## Start Entries

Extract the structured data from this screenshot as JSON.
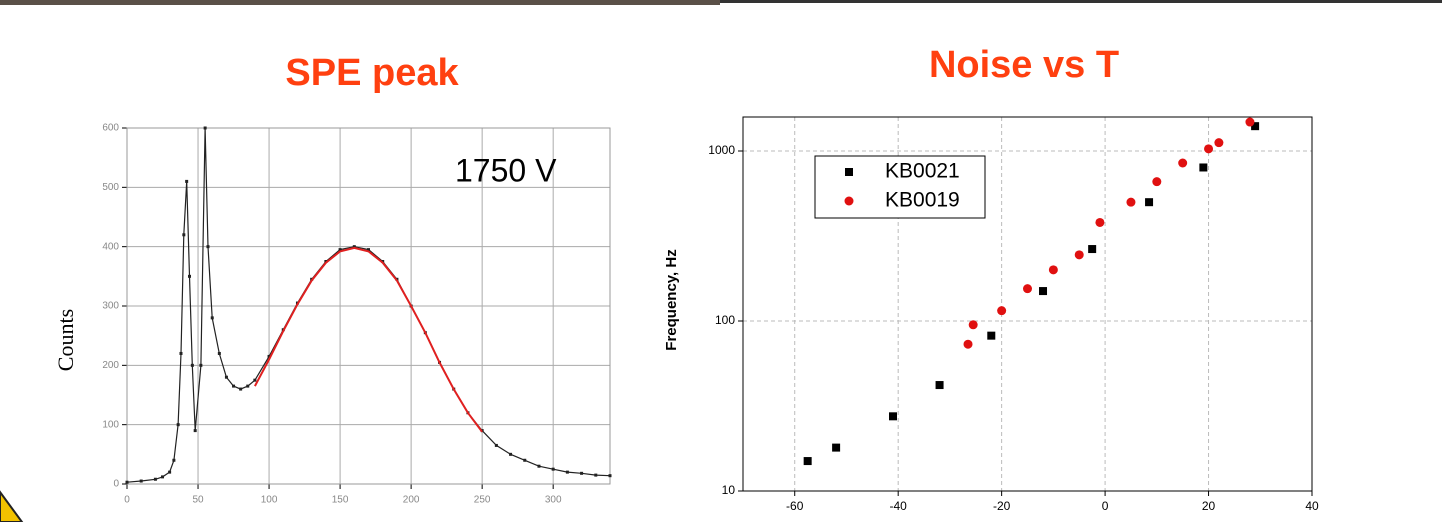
{
  "chart_data": [
    {
      "type": "line",
      "title": "SPE peak",
      "ylabel": "Counts",
      "annotation": "1750 V",
      "xlim": [
        0,
        340
      ],
      "xticks": [
        0,
        50,
        100,
        150,
        200,
        250,
        300
      ],
      "ylim": [
        0,
        600
      ],
      "yticks": [
        0,
        100,
        200,
        300,
        400,
        500,
        600
      ],
      "grid": true,
      "x": [
        0,
        10,
        20,
        25,
        30,
        33,
        36,
        38,
        40,
        42,
        44,
        46,
        48,
        52,
        55,
        57,
        60,
        65,
        70,
        75,
        80,
        85,
        90,
        100,
        110,
        120,
        130,
        140,
        150,
        160,
        170,
        180,
        190,
        200,
        210,
        220,
        230,
        240,
        250,
        260,
        270,
        280,
        290,
        300,
        310,
        320,
        330,
        340
      ],
      "series": [
        {
          "color": "#222222",
          "values": [
            3,
            5,
            8,
            12,
            20,
            40,
            100,
            220,
            420,
            510,
            350,
            200,
            90,
            200,
            600,
            400,
            280,
            220,
            180,
            165,
            160,
            165,
            175,
            215,
            260,
            305,
            345,
            375,
            395,
            400,
            395,
            375,
            345,
            300,
            255,
            205,
            160,
            120,
            90,
            65,
            50,
            40,
            30,
            25,
            20,
            18,
            15,
            14
          ]
        },
        {
          "color": "#e02020",
          "values": [
            null,
            null,
            null,
            null,
            null,
            null,
            null,
            null,
            null,
            null,
            null,
            null,
            null,
            null,
            null,
            null,
            null,
            null,
            null,
            null,
            null,
            null,
            165,
            210,
            258,
            303,
            343,
            373,
            392,
            398,
            392,
            373,
            343,
            300,
            255,
            205,
            160,
            120,
            88,
            null,
            null,
            null,
            null,
            null,
            null,
            null,
            null,
            null
          ]
        }
      ]
    },
    {
      "type": "scatter",
      "title": "Noise vs T",
      "ylabel": "Frequency, Hz",
      "log_y": true,
      "xlim": [
        -70,
        40
      ],
      "xticks": [
        -60,
        -40,
        -20,
        0,
        20,
        40
      ],
      "ylim": [
        10,
        1585
      ],
      "yticks": [
        10,
        100,
        1000
      ],
      "grid": true,
      "series": [
        {
          "name": "KB0021",
          "color": "#000000",
          "marker": "square",
          "x": [
            -57.5,
            -52,
            -41,
            -32,
            -22,
            -12,
            -2.5,
            8.5,
            19,
            29
          ],
          "values": [
            15,
            18,
            27.5,
            42,
            82,
            150,
            265,
            500,
            800,
            1400
          ]
        },
        {
          "name": "KB0019",
          "color": "#e01010",
          "marker": "circle",
          "x": [
            -26.5,
            -25.5,
            -20,
            -15,
            -10,
            -5,
            -1,
            5,
            10,
            15,
            20,
            22,
            28
          ],
          "values": [
            73,
            95,
            115,
            155,
            200,
            245,
            380,
            500,
            660,
            850,
            1030,
            1120,
            1480
          ]
        }
      ]
    }
  ]
}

## End Entries

--- Required task ---
Each line of the data is to be duplicated exactly; pictures stay out of the copy.

--- Output for this task ---
Extract the structured data from this screenshot as JSON.
{
  "chart_data": [
    {
      "type": "line",
      "title": "SPE peak",
      "ylabel": "Counts",
      "annotation": "1750 V",
      "xlim": [
        0,
        340
      ],
      "xticks": [
        0,
        50,
        100,
        150,
        200,
        250,
        300
      ],
      "ylim": [
        0,
        600
      ],
      "yticks": [
        0,
        100,
        200,
        300,
        400,
        500,
        600
      ],
      "grid": true,
      "x": [
        0,
        10,
        20,
        25,
        30,
        33,
        36,
        38,
        40,
        42,
        44,
        46,
        48,
        52,
        55,
        57,
        60,
        65,
        70,
        75,
        80,
        85,
        90,
        100,
        110,
        120,
        130,
        140,
        150,
        160,
        170,
        180,
        190,
        200,
        210,
        220,
        230,
        240,
        250,
        260,
        270,
        280,
        290,
        300,
        310,
        320,
        330,
        340
      ],
      "series": [
        {
          "color": "#222222",
          "values": [
            3,
            5,
            8,
            12,
            20,
            40,
            100,
            220,
            420,
            510,
            350,
            200,
            90,
            200,
            600,
            400,
            280,
            220,
            180,
            165,
            160,
            165,
            175,
            215,
            260,
            305,
            345,
            375,
            395,
            400,
            395,
            375,
            345,
            300,
            255,
            205,
            160,
            120,
            90,
            65,
            50,
            40,
            30,
            25,
            20,
            18,
            15,
            14
          ]
        },
        {
          "color": "#e02020",
          "values": [
            null,
            null,
            null,
            null,
            null,
            null,
            null,
            null,
            null,
            null,
            null,
            null,
            null,
            null,
            null,
            null,
            null,
            null,
            null,
            null,
            null,
            null,
            165,
            210,
            258,
            303,
            343,
            373,
            392,
            398,
            392,
            373,
            343,
            300,
            255,
            205,
            160,
            120,
            88,
            null,
            null,
            null,
            null,
            null,
            null,
            null,
            null,
            null
          ]
        }
      ]
    },
    {
      "type": "scatter",
      "title": "Noise vs T",
      "ylabel": "Frequency, Hz",
      "log_y": true,
      "xlim": [
        -70,
        40
      ],
      "xticks": [
        -60,
        -40,
        -20,
        0,
        20,
        40
      ],
      "ylim": [
        10,
        1585
      ],
      "yticks": [
        10,
        100,
        1000
      ],
      "grid": true,
      "series": [
        {
          "name": "KB0021",
          "color": "#000000",
          "marker": "square",
          "x": [
            -57.5,
            -52,
            -41,
            -32,
            -22,
            -12,
            -2.5,
            8.5,
            19,
            29
          ],
          "values": [
            15,
            18,
            27.5,
            42,
            82,
            150,
            265,
            500,
            800,
            1400
          ]
        },
        {
          "name": "KB0019",
          "color": "#e01010",
          "marker": "circle",
          "x": [
            -26.5,
            -25.5,
            -20,
            -15,
            -10,
            -5,
            -1,
            5,
            10,
            15,
            20,
            22,
            28
          ],
          "values": [
            73,
            95,
            115,
            155,
            200,
            245,
            380,
            500,
            660,
            850,
            1030,
            1120,
            1480
          ]
        }
      ]
    }
  ]
}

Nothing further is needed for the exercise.